TASK GOAL —
From the entries that follow, pick out all lines holding "Default".

>> BEGIN MATERIAL FOR THE TASK

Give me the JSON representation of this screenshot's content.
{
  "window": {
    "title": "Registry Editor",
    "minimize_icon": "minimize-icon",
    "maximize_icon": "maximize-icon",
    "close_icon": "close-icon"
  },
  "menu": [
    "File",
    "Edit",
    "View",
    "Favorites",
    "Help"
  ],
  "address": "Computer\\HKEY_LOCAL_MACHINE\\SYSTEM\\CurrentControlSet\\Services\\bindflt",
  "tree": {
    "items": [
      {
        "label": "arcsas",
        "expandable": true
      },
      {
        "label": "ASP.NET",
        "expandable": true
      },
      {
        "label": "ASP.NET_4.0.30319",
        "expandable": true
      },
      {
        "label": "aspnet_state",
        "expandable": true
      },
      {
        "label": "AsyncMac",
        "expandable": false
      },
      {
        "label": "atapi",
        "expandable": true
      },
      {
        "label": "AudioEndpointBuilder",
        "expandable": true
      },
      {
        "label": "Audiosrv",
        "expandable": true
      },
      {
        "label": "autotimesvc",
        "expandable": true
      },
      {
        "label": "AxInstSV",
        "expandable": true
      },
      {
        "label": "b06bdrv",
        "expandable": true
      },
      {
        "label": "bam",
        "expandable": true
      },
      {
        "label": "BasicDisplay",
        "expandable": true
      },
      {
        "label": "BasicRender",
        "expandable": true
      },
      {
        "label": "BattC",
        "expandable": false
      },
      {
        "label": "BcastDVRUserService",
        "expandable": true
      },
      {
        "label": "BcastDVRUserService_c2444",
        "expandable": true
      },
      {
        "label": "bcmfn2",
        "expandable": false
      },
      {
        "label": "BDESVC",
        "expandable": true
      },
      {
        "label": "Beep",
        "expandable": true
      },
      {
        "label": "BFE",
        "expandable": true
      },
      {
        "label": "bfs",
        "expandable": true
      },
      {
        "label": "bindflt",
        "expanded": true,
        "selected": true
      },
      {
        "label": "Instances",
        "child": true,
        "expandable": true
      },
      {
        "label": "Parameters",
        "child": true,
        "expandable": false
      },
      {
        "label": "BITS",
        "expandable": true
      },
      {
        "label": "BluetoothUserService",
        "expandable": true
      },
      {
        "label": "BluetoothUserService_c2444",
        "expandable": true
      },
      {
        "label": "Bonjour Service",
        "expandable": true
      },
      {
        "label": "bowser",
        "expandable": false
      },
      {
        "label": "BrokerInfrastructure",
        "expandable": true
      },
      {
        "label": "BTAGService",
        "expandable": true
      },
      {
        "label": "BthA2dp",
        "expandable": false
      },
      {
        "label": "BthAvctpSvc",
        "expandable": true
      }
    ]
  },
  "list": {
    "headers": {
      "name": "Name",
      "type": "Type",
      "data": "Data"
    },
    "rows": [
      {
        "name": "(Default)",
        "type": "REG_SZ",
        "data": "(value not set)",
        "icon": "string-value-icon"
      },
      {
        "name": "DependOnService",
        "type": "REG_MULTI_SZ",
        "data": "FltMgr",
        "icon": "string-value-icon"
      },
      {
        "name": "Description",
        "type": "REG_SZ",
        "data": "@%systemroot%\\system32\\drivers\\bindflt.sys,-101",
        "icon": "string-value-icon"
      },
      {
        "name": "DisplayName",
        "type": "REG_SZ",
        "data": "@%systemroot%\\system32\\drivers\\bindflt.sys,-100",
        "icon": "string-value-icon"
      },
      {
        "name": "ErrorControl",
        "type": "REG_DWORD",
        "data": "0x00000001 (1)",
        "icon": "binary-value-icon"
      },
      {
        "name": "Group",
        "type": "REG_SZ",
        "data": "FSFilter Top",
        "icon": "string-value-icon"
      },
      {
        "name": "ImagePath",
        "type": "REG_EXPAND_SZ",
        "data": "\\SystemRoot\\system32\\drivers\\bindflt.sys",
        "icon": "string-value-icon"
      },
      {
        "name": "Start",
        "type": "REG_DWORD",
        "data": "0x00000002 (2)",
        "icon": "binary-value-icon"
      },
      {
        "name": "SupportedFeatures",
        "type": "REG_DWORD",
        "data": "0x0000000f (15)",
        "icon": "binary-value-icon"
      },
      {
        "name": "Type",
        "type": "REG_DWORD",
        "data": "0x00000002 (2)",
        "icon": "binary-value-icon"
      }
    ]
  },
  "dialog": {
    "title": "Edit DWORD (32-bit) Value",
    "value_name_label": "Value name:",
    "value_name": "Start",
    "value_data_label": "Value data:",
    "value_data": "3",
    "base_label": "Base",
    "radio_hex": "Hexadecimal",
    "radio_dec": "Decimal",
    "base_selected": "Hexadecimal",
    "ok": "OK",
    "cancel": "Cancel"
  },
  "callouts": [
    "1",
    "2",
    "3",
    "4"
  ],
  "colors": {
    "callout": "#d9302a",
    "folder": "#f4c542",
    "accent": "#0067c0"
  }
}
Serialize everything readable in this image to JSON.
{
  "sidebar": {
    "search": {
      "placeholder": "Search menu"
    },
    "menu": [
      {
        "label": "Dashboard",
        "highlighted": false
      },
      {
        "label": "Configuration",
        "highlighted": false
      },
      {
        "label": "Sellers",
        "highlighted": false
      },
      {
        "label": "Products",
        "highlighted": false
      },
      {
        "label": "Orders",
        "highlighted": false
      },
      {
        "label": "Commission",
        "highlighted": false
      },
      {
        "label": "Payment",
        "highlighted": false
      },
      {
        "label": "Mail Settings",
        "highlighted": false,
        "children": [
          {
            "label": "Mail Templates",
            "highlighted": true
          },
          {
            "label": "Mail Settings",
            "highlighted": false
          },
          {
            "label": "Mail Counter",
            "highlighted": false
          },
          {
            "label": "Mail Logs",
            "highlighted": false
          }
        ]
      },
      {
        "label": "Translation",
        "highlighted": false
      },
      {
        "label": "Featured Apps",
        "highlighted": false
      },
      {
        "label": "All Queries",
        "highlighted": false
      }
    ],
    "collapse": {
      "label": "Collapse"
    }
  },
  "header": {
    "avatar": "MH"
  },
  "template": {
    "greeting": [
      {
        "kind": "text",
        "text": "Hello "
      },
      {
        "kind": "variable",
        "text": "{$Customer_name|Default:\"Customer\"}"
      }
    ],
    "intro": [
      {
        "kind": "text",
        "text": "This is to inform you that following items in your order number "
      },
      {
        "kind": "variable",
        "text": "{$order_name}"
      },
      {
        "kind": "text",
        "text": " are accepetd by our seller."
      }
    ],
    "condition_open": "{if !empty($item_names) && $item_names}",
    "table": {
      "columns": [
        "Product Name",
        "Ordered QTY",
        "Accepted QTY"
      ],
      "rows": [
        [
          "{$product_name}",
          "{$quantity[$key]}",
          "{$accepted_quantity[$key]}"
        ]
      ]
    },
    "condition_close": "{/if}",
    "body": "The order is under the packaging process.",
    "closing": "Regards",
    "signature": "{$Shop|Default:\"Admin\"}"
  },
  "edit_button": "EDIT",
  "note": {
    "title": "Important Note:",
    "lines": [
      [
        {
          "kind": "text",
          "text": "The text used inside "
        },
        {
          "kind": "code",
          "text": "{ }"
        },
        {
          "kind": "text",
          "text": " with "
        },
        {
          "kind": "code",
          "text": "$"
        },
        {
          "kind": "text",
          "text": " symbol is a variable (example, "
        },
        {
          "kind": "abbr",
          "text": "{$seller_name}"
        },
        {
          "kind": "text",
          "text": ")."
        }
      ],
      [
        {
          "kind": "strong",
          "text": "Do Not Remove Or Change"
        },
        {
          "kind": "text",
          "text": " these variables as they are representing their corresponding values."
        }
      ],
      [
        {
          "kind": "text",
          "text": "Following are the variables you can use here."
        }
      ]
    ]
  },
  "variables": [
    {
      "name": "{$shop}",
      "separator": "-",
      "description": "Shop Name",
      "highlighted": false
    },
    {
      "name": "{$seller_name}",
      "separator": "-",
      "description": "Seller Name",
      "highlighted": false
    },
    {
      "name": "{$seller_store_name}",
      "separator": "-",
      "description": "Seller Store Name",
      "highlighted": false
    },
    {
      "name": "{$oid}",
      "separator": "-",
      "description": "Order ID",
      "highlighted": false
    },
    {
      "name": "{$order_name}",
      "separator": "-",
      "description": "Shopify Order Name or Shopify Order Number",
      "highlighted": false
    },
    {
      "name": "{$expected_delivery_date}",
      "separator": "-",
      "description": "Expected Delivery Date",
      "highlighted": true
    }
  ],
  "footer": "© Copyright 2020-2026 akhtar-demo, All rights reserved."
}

>> END MATERIAL FOR THE TASK

TASK ANSWER —
        "name": "(Default)",
        "text": "{$Customer_name|Default:\"Customer\"}"
    "signature": "{$Shop|Default:\"Admin\"}"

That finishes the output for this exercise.